Work required:
Search the material for the word "then" and copy each line that holds it.

Data to process:
◆ ◆ ◆
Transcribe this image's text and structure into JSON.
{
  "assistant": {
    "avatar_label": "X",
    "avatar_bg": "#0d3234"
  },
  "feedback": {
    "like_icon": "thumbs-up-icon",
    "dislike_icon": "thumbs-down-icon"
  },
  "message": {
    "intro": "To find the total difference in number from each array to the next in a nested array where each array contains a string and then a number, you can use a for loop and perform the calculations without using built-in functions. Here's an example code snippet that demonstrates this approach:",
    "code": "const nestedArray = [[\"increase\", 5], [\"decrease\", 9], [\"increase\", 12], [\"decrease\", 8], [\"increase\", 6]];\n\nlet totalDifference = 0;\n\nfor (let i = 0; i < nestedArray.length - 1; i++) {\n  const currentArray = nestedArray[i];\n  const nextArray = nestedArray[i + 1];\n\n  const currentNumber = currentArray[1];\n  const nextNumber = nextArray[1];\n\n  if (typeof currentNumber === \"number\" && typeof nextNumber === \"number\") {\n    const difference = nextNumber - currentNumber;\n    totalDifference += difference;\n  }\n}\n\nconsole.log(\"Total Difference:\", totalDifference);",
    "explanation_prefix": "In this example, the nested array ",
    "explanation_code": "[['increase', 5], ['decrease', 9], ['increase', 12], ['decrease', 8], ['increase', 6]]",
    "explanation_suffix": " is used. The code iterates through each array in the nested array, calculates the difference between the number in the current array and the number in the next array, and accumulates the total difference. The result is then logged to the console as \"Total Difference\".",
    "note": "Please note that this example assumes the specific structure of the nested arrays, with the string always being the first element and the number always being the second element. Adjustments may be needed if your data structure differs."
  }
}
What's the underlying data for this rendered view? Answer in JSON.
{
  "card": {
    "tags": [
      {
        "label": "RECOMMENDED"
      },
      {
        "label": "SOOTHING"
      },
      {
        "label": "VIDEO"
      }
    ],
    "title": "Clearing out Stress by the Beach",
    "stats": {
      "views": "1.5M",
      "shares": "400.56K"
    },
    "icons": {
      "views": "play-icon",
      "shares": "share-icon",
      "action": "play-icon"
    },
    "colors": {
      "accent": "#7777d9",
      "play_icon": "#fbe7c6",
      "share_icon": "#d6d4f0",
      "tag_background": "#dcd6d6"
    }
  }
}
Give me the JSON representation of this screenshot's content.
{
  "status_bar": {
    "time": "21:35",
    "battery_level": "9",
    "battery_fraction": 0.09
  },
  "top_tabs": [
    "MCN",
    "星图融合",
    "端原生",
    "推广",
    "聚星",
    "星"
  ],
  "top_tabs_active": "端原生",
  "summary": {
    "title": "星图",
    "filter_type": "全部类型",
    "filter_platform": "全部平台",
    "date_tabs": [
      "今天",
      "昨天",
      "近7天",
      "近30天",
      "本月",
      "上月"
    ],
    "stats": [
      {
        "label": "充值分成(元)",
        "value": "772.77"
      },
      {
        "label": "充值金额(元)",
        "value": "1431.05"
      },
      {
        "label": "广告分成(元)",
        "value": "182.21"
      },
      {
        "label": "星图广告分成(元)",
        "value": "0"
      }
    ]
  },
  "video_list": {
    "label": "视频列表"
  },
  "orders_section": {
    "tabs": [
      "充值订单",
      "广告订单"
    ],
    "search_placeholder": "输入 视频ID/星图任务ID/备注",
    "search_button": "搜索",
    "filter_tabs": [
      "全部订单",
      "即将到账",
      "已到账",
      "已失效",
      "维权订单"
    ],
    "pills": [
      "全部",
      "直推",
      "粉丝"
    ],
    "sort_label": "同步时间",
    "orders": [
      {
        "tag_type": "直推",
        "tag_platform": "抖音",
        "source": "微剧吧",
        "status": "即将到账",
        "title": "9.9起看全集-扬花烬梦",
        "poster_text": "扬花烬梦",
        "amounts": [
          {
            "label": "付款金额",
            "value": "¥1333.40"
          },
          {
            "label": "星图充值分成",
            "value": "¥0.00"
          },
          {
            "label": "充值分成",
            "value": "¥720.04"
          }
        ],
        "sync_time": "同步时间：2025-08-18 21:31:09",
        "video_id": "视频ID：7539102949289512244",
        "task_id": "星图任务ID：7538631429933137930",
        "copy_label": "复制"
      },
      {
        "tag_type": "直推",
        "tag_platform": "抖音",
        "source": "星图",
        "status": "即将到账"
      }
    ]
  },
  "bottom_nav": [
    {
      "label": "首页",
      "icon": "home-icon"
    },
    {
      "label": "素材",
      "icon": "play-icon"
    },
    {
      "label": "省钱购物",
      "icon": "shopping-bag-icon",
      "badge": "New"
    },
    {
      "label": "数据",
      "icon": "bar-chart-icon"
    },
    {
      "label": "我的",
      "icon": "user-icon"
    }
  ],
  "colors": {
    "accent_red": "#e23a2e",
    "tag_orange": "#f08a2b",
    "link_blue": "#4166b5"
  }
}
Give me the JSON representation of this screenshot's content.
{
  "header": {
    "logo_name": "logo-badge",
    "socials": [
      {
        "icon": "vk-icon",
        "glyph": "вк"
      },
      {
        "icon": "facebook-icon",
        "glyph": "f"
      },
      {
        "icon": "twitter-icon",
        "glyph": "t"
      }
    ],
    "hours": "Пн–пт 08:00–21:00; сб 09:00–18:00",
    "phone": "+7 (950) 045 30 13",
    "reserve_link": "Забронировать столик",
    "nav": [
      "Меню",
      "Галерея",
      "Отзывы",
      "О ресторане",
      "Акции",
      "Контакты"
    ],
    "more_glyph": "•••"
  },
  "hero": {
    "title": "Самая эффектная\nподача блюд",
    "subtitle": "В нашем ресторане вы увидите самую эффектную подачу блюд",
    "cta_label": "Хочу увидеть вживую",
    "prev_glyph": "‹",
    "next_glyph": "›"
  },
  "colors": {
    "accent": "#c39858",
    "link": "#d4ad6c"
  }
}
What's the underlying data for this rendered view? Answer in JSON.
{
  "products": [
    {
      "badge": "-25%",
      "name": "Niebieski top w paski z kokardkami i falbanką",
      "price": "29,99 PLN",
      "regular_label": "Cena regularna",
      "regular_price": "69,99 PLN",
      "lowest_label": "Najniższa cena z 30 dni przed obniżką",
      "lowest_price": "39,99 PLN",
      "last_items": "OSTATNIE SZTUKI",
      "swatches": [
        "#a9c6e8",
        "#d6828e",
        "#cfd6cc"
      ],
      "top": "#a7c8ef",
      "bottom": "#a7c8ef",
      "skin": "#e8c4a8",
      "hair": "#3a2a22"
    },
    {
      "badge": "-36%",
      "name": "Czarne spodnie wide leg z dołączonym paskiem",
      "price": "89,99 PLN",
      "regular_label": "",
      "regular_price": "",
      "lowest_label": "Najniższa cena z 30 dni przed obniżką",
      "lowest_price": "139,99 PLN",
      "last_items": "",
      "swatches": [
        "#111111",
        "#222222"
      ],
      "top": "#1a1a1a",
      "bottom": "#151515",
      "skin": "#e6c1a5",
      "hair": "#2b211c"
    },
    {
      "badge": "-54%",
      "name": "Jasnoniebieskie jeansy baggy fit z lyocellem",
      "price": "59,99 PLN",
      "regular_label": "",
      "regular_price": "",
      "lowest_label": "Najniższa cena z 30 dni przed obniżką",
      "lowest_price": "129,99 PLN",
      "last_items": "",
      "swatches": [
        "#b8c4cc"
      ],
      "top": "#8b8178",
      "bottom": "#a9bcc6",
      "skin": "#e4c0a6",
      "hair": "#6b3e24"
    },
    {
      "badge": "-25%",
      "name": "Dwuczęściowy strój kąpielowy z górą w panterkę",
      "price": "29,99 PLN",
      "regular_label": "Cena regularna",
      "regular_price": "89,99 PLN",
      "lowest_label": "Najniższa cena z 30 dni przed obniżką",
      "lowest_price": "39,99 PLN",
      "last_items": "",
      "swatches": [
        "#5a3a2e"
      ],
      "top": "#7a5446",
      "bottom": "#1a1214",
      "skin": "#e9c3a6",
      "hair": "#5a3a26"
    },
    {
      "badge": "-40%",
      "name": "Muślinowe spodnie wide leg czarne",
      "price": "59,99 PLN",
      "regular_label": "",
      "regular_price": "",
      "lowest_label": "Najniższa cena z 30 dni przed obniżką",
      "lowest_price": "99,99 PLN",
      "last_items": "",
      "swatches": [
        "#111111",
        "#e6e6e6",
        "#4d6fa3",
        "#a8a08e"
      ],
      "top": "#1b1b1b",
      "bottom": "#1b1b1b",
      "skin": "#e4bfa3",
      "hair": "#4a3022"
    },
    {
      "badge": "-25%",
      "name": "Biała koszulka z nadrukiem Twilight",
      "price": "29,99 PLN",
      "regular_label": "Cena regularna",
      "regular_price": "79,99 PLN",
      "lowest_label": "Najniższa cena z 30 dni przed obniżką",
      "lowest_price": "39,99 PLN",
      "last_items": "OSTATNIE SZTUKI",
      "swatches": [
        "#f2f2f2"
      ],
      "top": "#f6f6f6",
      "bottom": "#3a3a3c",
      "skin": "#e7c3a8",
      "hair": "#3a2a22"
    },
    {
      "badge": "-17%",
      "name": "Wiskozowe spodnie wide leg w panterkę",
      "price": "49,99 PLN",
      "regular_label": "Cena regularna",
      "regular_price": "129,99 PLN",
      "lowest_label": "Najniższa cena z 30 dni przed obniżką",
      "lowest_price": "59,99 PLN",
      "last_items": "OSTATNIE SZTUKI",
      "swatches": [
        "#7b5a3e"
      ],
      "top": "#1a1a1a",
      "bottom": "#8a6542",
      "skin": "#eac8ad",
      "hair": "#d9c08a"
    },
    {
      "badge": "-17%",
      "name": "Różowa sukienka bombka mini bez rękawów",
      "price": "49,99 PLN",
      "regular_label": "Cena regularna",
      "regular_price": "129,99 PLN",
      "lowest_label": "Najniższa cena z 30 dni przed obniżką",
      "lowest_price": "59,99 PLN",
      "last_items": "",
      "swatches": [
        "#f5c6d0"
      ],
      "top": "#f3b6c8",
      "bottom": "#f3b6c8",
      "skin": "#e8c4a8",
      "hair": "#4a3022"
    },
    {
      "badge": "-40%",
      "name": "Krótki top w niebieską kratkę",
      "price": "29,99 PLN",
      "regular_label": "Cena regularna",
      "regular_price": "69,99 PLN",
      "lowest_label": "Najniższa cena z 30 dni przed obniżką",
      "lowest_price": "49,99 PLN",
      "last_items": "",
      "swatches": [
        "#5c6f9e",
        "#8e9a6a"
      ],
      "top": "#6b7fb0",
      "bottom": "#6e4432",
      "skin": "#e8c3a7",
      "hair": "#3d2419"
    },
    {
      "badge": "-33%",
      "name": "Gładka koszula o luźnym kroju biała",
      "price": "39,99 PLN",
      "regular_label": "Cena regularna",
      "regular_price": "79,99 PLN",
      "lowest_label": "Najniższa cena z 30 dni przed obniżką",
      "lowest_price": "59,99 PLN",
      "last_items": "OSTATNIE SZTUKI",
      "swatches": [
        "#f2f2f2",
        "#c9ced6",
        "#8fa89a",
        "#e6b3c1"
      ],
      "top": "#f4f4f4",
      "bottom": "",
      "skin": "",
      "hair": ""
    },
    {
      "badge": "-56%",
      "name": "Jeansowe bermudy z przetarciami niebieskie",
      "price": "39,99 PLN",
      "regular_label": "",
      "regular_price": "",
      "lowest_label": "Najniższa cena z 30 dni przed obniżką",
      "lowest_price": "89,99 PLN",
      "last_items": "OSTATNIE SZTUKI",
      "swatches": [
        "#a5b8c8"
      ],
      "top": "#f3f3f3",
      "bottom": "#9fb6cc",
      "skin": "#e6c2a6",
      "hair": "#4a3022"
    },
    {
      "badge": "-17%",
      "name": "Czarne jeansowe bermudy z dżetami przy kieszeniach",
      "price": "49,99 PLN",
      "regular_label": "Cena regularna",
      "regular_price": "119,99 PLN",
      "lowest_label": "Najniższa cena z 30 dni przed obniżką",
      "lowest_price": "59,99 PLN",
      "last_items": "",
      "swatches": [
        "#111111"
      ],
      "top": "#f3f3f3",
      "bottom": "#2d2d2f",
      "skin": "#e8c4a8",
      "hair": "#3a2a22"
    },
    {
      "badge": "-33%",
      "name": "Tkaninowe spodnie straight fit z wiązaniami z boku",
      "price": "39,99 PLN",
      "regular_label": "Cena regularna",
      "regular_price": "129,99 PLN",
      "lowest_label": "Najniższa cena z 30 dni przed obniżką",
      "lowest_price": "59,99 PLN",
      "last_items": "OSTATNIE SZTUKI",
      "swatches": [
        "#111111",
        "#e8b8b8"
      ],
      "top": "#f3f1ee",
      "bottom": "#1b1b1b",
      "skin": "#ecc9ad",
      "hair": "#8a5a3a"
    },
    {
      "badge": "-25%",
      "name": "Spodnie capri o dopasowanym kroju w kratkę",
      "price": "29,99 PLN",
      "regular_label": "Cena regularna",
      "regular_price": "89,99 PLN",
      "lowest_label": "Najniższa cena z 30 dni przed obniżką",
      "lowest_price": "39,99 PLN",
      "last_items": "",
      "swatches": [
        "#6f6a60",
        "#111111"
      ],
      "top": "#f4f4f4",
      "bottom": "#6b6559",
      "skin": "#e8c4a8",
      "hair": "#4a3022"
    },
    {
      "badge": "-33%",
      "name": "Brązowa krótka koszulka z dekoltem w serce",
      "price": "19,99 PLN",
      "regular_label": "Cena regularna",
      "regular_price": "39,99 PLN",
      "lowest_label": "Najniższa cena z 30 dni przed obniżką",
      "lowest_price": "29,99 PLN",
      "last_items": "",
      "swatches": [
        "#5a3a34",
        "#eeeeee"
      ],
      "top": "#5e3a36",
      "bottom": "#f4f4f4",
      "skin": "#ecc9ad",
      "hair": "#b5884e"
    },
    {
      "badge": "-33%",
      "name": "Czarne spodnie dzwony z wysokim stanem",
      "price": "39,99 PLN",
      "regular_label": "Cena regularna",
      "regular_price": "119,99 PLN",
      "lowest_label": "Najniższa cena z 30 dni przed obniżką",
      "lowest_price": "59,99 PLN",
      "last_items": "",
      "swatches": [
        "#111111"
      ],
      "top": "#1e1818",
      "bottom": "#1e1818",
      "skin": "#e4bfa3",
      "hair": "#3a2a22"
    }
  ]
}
◆ ◆ ◆
Written solution:
    "intro": "To find the total difference in number from each array to the next in a nested array where each array contains a string and then a number, you can use a for loop and perform the calculations without using built-in functions. Here's an example code snippet that demonstrates this approach:",
    "explanation_suffix": " is used. The code iterates through each array in the nested array, calculates the difference between the number in the current array and the number in the next array, and accumulates the total difference. The result is then logged to the console as \"Total Difference\".",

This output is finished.